* _EXERCISE INPUT_:
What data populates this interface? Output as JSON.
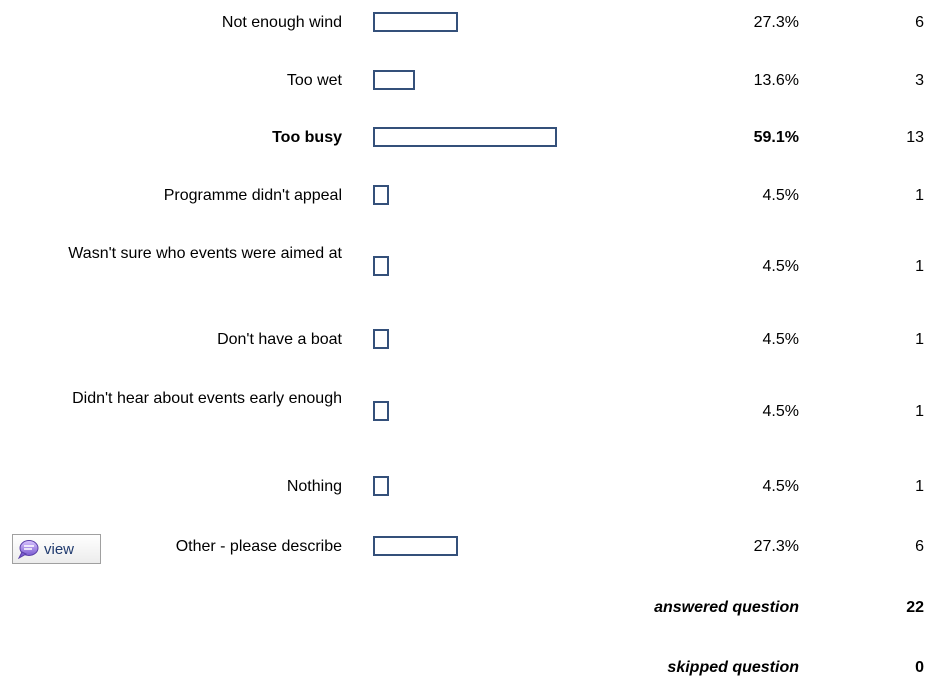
{
  "chart_data": {
    "type": "bar",
    "orientation": "horizontal",
    "categories": [
      "Not enough wind",
      "Too wet",
      "Too busy",
      "Programme didn't appeal",
      "Wasn't sure who events were aimed at",
      "Don't have a boat",
      "Didn't hear about events early enough",
      "Nothing",
      "Other - please describe"
    ],
    "series": [
      {
        "values": [
          27.3,
          13.6,
          59.1,
          4.5,
          4.5,
          4.5,
          4.5,
          4.5,
          27.3
        ]
      }
    ],
    "percent_labels": [
      "27.3%",
      "13.6%",
      "59.1%",
      "4.5%",
      "4.5%",
      "4.5%",
      "4.5%",
      "4.5%",
      "27.3%"
    ],
    "counts": [
      "6",
      "3",
      "13",
      "1",
      "1",
      "1",
      "1",
      "1",
      "6"
    ],
    "highlighted_index": 2
  },
  "view_button": {
    "label": "view"
  },
  "summary": {
    "answered_label": "answered question",
    "answered_value": "22",
    "skipped_label": "skipped question",
    "skipped_value": "0"
  },
  "colors": {
    "bar_border": "#34507a"
  }
}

* _REQUIREMENT_:
Make an exact copy of the data above, pictures excluded.

* _ANSWER_:
What data populates this interface? Output as JSON.
{
  "chart_data": {
    "type": "bar",
    "orientation": "horizontal",
    "categories": [
      "Not enough wind",
      "Too wet",
      "Too busy",
      "Programme didn't appeal",
      "Wasn't sure who events were aimed at",
      "Don't have a boat",
      "Didn't hear about events early enough",
      "Nothing",
      "Other - please describe"
    ],
    "series": [
      {
        "values": [
          27.3,
          13.6,
          59.1,
          4.5,
          4.5,
          4.5,
          4.5,
          4.5,
          27.3
        ]
      }
    ],
    "percent_labels": [
      "27.3%",
      "13.6%",
      "59.1%",
      "4.5%",
      "4.5%",
      "4.5%",
      "4.5%",
      "4.5%",
      "27.3%"
    ],
    "counts": [
      "6",
      "3",
      "13",
      "1",
      "1",
      "1",
      "1",
      "1",
      "6"
    ],
    "highlighted_index": 2
  },
  "view_button": {
    "label": "view"
  },
  "summary": {
    "answered_label": "answered question",
    "answered_value": "22",
    "skipped_label": "skipped question",
    "skipped_value": "0"
  },
  "colors": {
    "bar_border": "#34507a"
  }
}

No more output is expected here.